**Stated problem:** Quote the whole listing word for word. Do not include the pictures.

(Dataset records on visual material)

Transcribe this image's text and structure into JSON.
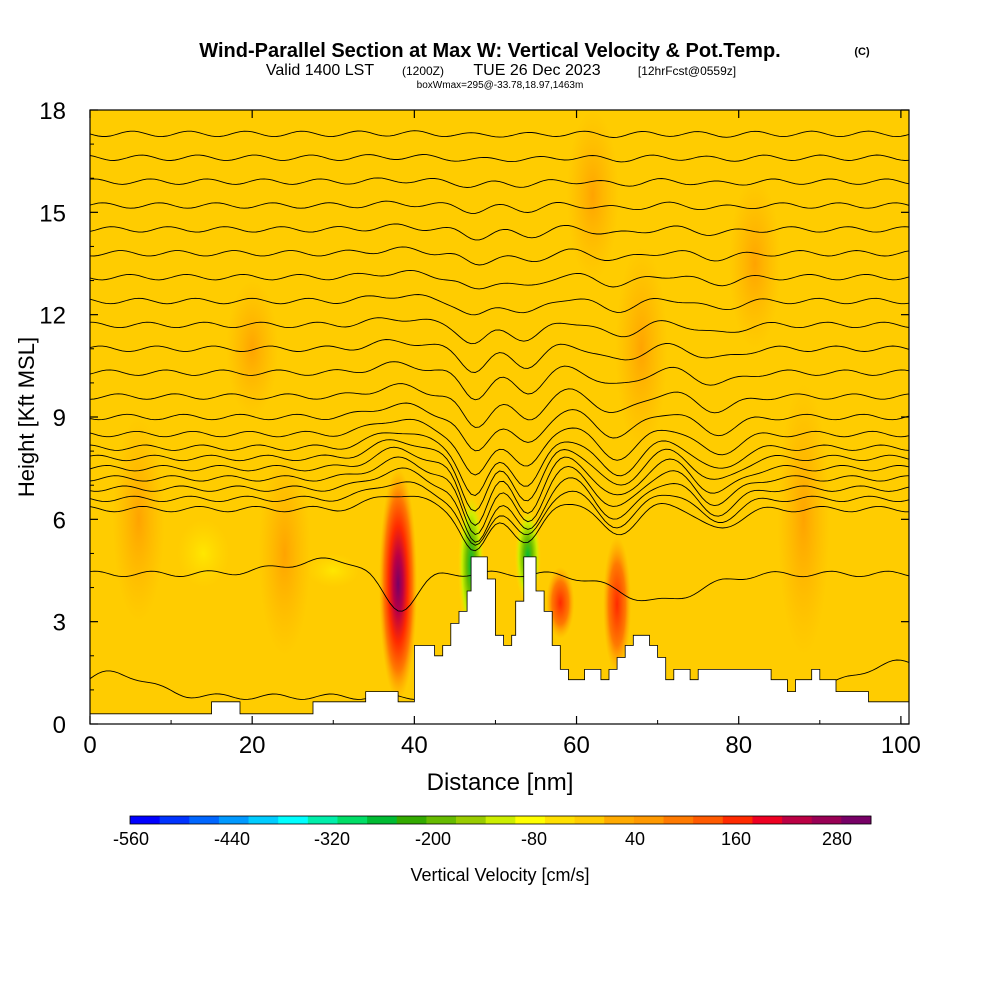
{
  "title": {
    "main": "Wind-Parallel Section at Max W: Vertical Velocity & Pot.Temp.",
    "copyright": "(C)",
    "valid_prefix": "Valid 1400 LST",
    "valid_z": "(1200Z)",
    "valid_date": "TUE 26 Dec 2023",
    "forecast": "[12hrFcst@0559z]",
    "boxmax": "boxWmax=295@-33.78,18.97,1463m"
  },
  "chart_data": {
    "type": "heatmap",
    "xlabel": "Distance [nm]",
    "ylabel": "Height [Kft MSL]",
    "xlim": [
      0,
      101
    ],
    "ylim": [
      0,
      18
    ],
    "x_ticks": [
      "0",
      "20",
      "40",
      "60",
      "80",
      "100"
    ],
    "y_ticks": [
      "0",
      "3",
      "6",
      "9",
      "12",
      "15",
      "18"
    ],
    "terrain_kft": [
      [
        0,
        0.3
      ],
      [
        15,
        0.3
      ],
      [
        15,
        0.65
      ],
      [
        18.5,
        0.65
      ],
      [
        18.5,
        0.3
      ],
      [
        27.5,
        0.3
      ],
      [
        27.5,
        0.65
      ],
      [
        34,
        0.65
      ],
      [
        34,
        0.95
      ],
      [
        38,
        0.95
      ],
      [
        38,
        0.65
      ],
      [
        39.5,
        0.65
      ],
      [
        40,
        0.65
      ],
      [
        40,
        2.3
      ],
      [
        42.5,
        2.3
      ],
      [
        42.5,
        2
      ],
      [
        43.5,
        2
      ],
      [
        43.5,
        2.3
      ],
      [
        44.5,
        2.3
      ],
      [
        44.5,
        2.95
      ],
      [
        45.5,
        2.95
      ],
      [
        45.5,
        3.3
      ],
      [
        46.5,
        3.3
      ],
      [
        46.5,
        3.9
      ],
      [
        47,
        3.9
      ],
      [
        47,
        4.9
      ],
      [
        49,
        4.9
      ],
      [
        49,
        4.25
      ],
      [
        50,
        4.25
      ],
      [
        50,
        2.6
      ],
      [
        51,
        2.6
      ],
      [
        51,
        2.3
      ],
      [
        52,
        2.3
      ],
      [
        52,
        2.6
      ],
      [
        52.5,
        2.6
      ],
      [
        52.5,
        3.6
      ],
      [
        53.5,
        3.6
      ],
      [
        53.5,
        4.9
      ],
      [
        55,
        4.9
      ],
      [
        55,
        3.9
      ],
      [
        56,
        3.9
      ],
      [
        56,
        3.3
      ],
      [
        57,
        3.3
      ],
      [
        57,
        2.3
      ],
      [
        58,
        2.3
      ],
      [
        58,
        1.6
      ],
      [
        59,
        1.6
      ],
      [
        59,
        1.3
      ],
      [
        61,
        1.3
      ],
      [
        61,
        1.6
      ],
      [
        63,
        1.6
      ],
      [
        63,
        1.3
      ],
      [
        64,
        1.3
      ],
      [
        64,
        1.6
      ],
      [
        65,
        1.6
      ],
      [
        65,
        1.95
      ],
      [
        66,
        1.95
      ],
      [
        66,
        2.3
      ],
      [
        67,
        2.3
      ],
      [
        67,
        2.6
      ],
      [
        69,
        2.6
      ],
      [
        69,
        2.3
      ],
      [
        70,
        2.3
      ],
      [
        70,
        1.95
      ],
      [
        71,
        1.95
      ],
      [
        71,
        1.3
      ],
      [
        72,
        1.3
      ],
      [
        72,
        1.6
      ],
      [
        74,
        1.6
      ],
      [
        74,
        1.3
      ],
      [
        75,
        1.3
      ],
      [
        75,
        1.6
      ],
      [
        84,
        1.6
      ],
      [
        84,
        1.3
      ],
      [
        86,
        1.3
      ],
      [
        86,
        0.95
      ],
      [
        87,
        0.95
      ],
      [
        87,
        1.3
      ],
      [
        89,
        1.3
      ],
      [
        89,
        1.6
      ],
      [
        90,
        1.6
      ],
      [
        90,
        1.3
      ],
      [
        92,
        1.3
      ],
      [
        92,
        0.95
      ],
      [
        96,
        0.95
      ],
      [
        96,
        0.65
      ],
      [
        101,
        0.65
      ]
    ],
    "vertical_velocity_features": [
      {
        "x": 38,
        "y_bottom": 0.7,
        "y_top": 7.5,
        "peak": 295,
        "kind": "updraft"
      },
      {
        "x": 47,
        "y_bottom": 2.5,
        "y_top": 6.8,
        "peak": -200,
        "kind": "downdraft"
      },
      {
        "x": 54,
        "y_bottom": 3.5,
        "y_top": 6.3,
        "peak": -240,
        "kind": "downdraft"
      },
      {
        "x": 58,
        "y_bottom": 2.5,
        "y_top": 4.6,
        "peak": 160,
        "kind": "updraft"
      },
      {
        "x": 65,
        "y_bottom": 1.5,
        "y_top": 5.5,
        "peak": 100,
        "kind": "updraft"
      }
    ],
    "isentropes": [
      {
        "label": "",
        "base_kft": 0.8,
        "amp_scale": 0.0
      },
      {
        "label": "",
        "base_kft": 4.4,
        "amp_scale": 0.25
      },
      {
        "label": "",
        "base_kft": 6.3,
        "amp_scale": 0.8
      },
      {
        "label": "",
        "base_kft": 6.6,
        "amp_scale": 0.9
      },
      {
        "label": "",
        "base_kft": 6.9,
        "amp_scale": 1.0
      },
      {
        "label": "",
        "base_kft": 7.2,
        "amp_scale": 1.0
      },
      {
        "label": "",
        "base_kft": 7.5,
        "amp_scale": 1.0
      },
      {
        "label": "",
        "base_kft": 7.8,
        "amp_scale": 0.95
      },
      {
        "label": "",
        "base_kft": 8.1,
        "amp_scale": 0.9
      },
      {
        "label": "",
        "base_kft": 8.5,
        "amp_scale": 0.8
      },
      {
        "label": "",
        "base_kft": 9.0,
        "amp_scale": 0.65
      },
      {
        "label": "",
        "base_kft": 9.6,
        "amp_scale": 0.55
      },
      {
        "label": "",
        "base_kft": 10.3,
        "amp_scale": 0.45
      },
      {
        "label": "",
        "base_kft": 11.0,
        "amp_scale": 0.4
      },
      {
        "label": "",
        "base_kft": 11.7,
        "amp_scale": 0.35
      },
      {
        "label": "",
        "base_kft": 12.4,
        "amp_scale": 0.3
      },
      {
        "label": "",
        "base_kft": 13.1,
        "amp_scale": 0.25
      },
      {
        "label": "",
        "base_kft": 13.8,
        "amp_scale": 0.2
      },
      {
        "label": "",
        "base_kft": 14.5,
        "amp_scale": 0.15
      },
      {
        "label": "",
        "base_kft": 15.2,
        "amp_scale": 0.1
      },
      {
        "label": "",
        "base_kft": 15.9,
        "amp_scale": 0.08
      },
      {
        "label": "",
        "base_kft": 16.6,
        "amp_scale": 0.05
      },
      {
        "label": "",
        "base_kft": 17.3,
        "amp_scale": 0.03
      }
    ],
    "colorbar": {
      "label": "Vertical Velocity [cm/s]",
      "tick_labels": [
        "-560",
        "-440",
        "-320",
        "-200",
        "-80",
        "40",
        "160",
        "280"
      ],
      "colors": [
        "#0000ff",
        "#0033ff",
        "#0066ff",
        "#0099ff",
        "#00ccff",
        "#00ffff",
        "#00eeaa",
        "#00dd66",
        "#00bb33",
        "#33aa00",
        "#66bb00",
        "#99cc00",
        "#ccee00",
        "#ffff00",
        "#ffe000",
        "#ffcc00",
        "#ffaa00",
        "#ff9900",
        "#ff7a00",
        "#ff5a00",
        "#ff2a00",
        "#ee0022",
        "#bb0044",
        "#990055",
        "#770066"
      ]
    }
  }
}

**Result of this task:**
Transcribe this image's text and structure into JSON.
{
  "title": {
    "main": "Wind-Parallel Section at Max W: Vertical Velocity & Pot.Temp.",
    "copyright": "(C)",
    "valid_prefix": "Valid 1400 LST",
    "valid_z": "(1200Z)",
    "valid_date": "TUE 26 Dec 2023",
    "forecast": "[12hrFcst@0559z]",
    "boxmax": "boxWmax=295@-33.78,18.97,1463m"
  },
  "chart_data": {
    "type": "heatmap",
    "xlabel": "Distance [nm]",
    "ylabel": "Height [Kft MSL]",
    "xlim": [
      0,
      101
    ],
    "ylim": [
      0,
      18
    ],
    "x_ticks": [
      "0",
      "20",
      "40",
      "60",
      "80",
      "100"
    ],
    "y_ticks": [
      "0",
      "3",
      "6",
      "9",
      "12",
      "15",
      "18"
    ],
    "terrain_kft": [
      [
        0,
        0.3
      ],
      [
        15,
        0.3
      ],
      [
        15,
        0.65
      ],
      [
        18.5,
        0.65
      ],
      [
        18.5,
        0.3
      ],
      [
        27.5,
        0.3
      ],
      [
        27.5,
        0.65
      ],
      [
        34,
        0.65
      ],
      [
        34,
        0.95
      ],
      [
        38,
        0.95
      ],
      [
        38,
        0.65
      ],
      [
        39.5,
        0.65
      ],
      [
        40,
        0.65
      ],
      [
        40,
        2.3
      ],
      [
        42.5,
        2.3
      ],
      [
        42.5,
        2
      ],
      [
        43.5,
        2
      ],
      [
        43.5,
        2.3
      ],
      [
        44.5,
        2.3
      ],
      [
        44.5,
        2.95
      ],
      [
        45.5,
        2.95
      ],
      [
        45.5,
        3.3
      ],
      [
        46.5,
        3.3
      ],
      [
        46.5,
        3.9
      ],
      [
        47,
        3.9
      ],
      [
        47,
        4.9
      ],
      [
        49,
        4.9
      ],
      [
        49,
        4.25
      ],
      [
        50,
        4.25
      ],
      [
        50,
        2.6
      ],
      [
        51,
        2.6
      ],
      [
        51,
        2.3
      ],
      [
        52,
        2.3
      ],
      [
        52,
        2.6
      ],
      [
        52.5,
        2.6
      ],
      [
        52.5,
        3.6
      ],
      [
        53.5,
        3.6
      ],
      [
        53.5,
        4.9
      ],
      [
        55,
        4.9
      ],
      [
        55,
        3.9
      ],
      [
        56,
        3.9
      ],
      [
        56,
        3.3
      ],
      [
        57,
        3.3
      ],
      [
        57,
        2.3
      ],
      [
        58,
        2.3
      ],
      [
        58,
        1.6
      ],
      [
        59,
        1.6
      ],
      [
        59,
        1.3
      ],
      [
        61,
        1.3
      ],
      [
        61,
        1.6
      ],
      [
        63,
        1.6
      ],
      [
        63,
        1.3
      ],
      [
        64,
        1.3
      ],
      [
        64,
        1.6
      ],
      [
        65,
        1.6
      ],
      [
        65,
        1.95
      ],
      [
        66,
        1.95
      ],
      [
        66,
        2.3
      ],
      [
        67,
        2.3
      ],
      [
        67,
        2.6
      ],
      [
        69,
        2.6
      ],
      [
        69,
        2.3
      ],
      [
        70,
        2.3
      ],
      [
        70,
        1.95
      ],
      [
        71,
        1.95
      ],
      [
        71,
        1.3
      ],
      [
        72,
        1.3
      ],
      [
        72,
        1.6
      ],
      [
        74,
        1.6
      ],
      [
        74,
        1.3
      ],
      [
        75,
        1.3
      ],
      [
        75,
        1.6
      ],
      [
        84,
        1.6
      ],
      [
        84,
        1.3
      ],
      [
        86,
        1.3
      ],
      [
        86,
        0.95
      ],
      [
        87,
        0.95
      ],
      [
        87,
        1.3
      ],
      [
        89,
        1.3
      ],
      [
        89,
        1.6
      ],
      [
        90,
        1.6
      ],
      [
        90,
        1.3
      ],
      [
        92,
        1.3
      ],
      [
        92,
        0.95
      ],
      [
        96,
        0.95
      ],
      [
        96,
        0.65
      ],
      [
        101,
        0.65
      ]
    ],
    "vertical_velocity_features": [
      {
        "x": 38,
        "y_bottom": 0.7,
        "y_top": 7.5,
        "peak": 295,
        "kind": "updraft"
      },
      {
        "x": 47,
        "y_bottom": 2.5,
        "y_top": 6.8,
        "peak": -200,
        "kind": "downdraft"
      },
      {
        "x": 54,
        "y_bottom": 3.5,
        "y_top": 6.3,
        "peak": -240,
        "kind": "downdraft"
      },
      {
        "x": 58,
        "y_bottom": 2.5,
        "y_top": 4.6,
        "peak": 160,
        "kind": "updraft"
      },
      {
        "x": 65,
        "y_bottom": 1.5,
        "y_top": 5.5,
        "peak": 100,
        "kind": "updraft"
      }
    ],
    "isentropes": [
      {
        "label": "",
        "base_kft": 0.8,
        "amp_scale": 0.0
      },
      {
        "label": "",
        "base_kft": 4.4,
        "amp_scale": 0.25
      },
      {
        "label": "",
        "base_kft": 6.3,
        "amp_scale": 0.8
      },
      {
        "label": "",
        "base_kft": 6.6,
        "amp_scale": 0.9
      },
      {
        "label": "",
        "base_kft": 6.9,
        "amp_scale": 1.0
      },
      {
        "label": "",
        "base_kft": 7.2,
        "amp_scale": 1.0
      },
      {
        "label": "",
        "base_kft": 7.5,
        "amp_scale": 1.0
      },
      {
        "label": "",
        "base_kft": 7.8,
        "amp_scale": 0.95
      },
      {
        "label": "",
        "base_kft": 8.1,
        "amp_scale": 0.9
      },
      {
        "label": "",
        "base_kft": 8.5,
        "amp_scale": 0.8
      },
      {
        "label": "",
        "base_kft": 9.0,
        "amp_scale": 0.65
      },
      {
        "label": "",
        "base_kft": 9.6,
        "amp_scale": 0.55
      },
      {
        "label": "",
        "base_kft": 10.3,
        "amp_scale": 0.45
      },
      {
        "label": "",
        "base_kft": 11.0,
        "amp_scale": 0.4
      },
      {
        "label": "",
        "base_kft": 11.7,
        "amp_scale": 0.35
      },
      {
        "label": "",
        "base_kft": 12.4,
        "amp_scale": 0.3
      },
      {
        "label": "",
        "base_kft": 13.1,
        "amp_scale": 0.25
      },
      {
        "label": "",
        "base_kft": 13.8,
        "amp_scale": 0.2
      },
      {
        "label": "",
        "base_kft": 14.5,
        "amp_scale": 0.15
      },
      {
        "label": "",
        "base_kft": 15.2,
        "amp_scale": 0.1
      },
      {
        "label": "",
        "base_kft": 15.9,
        "amp_scale": 0.08
      },
      {
        "label": "",
        "base_kft": 16.6,
        "amp_scale": 0.05
      },
      {
        "label": "",
        "base_kft": 17.3,
        "amp_scale": 0.03
      }
    ],
    "colorbar": {
      "label": "Vertical Velocity [cm/s]",
      "tick_labels": [
        "-560",
        "-440",
        "-320",
        "-200",
        "-80",
        "40",
        "160",
        "280"
      ],
      "colors": [
        "#0000ff",
        "#0033ff",
        "#0066ff",
        "#0099ff",
        "#00ccff",
        "#00ffff",
        "#00eeaa",
        "#00dd66",
        "#00bb33",
        "#33aa00",
        "#66bb00",
        "#99cc00",
        "#ccee00",
        "#ffff00",
        "#ffe000",
        "#ffcc00",
        "#ffaa00",
        "#ff9900",
        "#ff7a00",
        "#ff5a00",
        "#ff2a00",
        "#ee0022",
        "#bb0044",
        "#990055",
        "#770066"
      ]
    }
  }
}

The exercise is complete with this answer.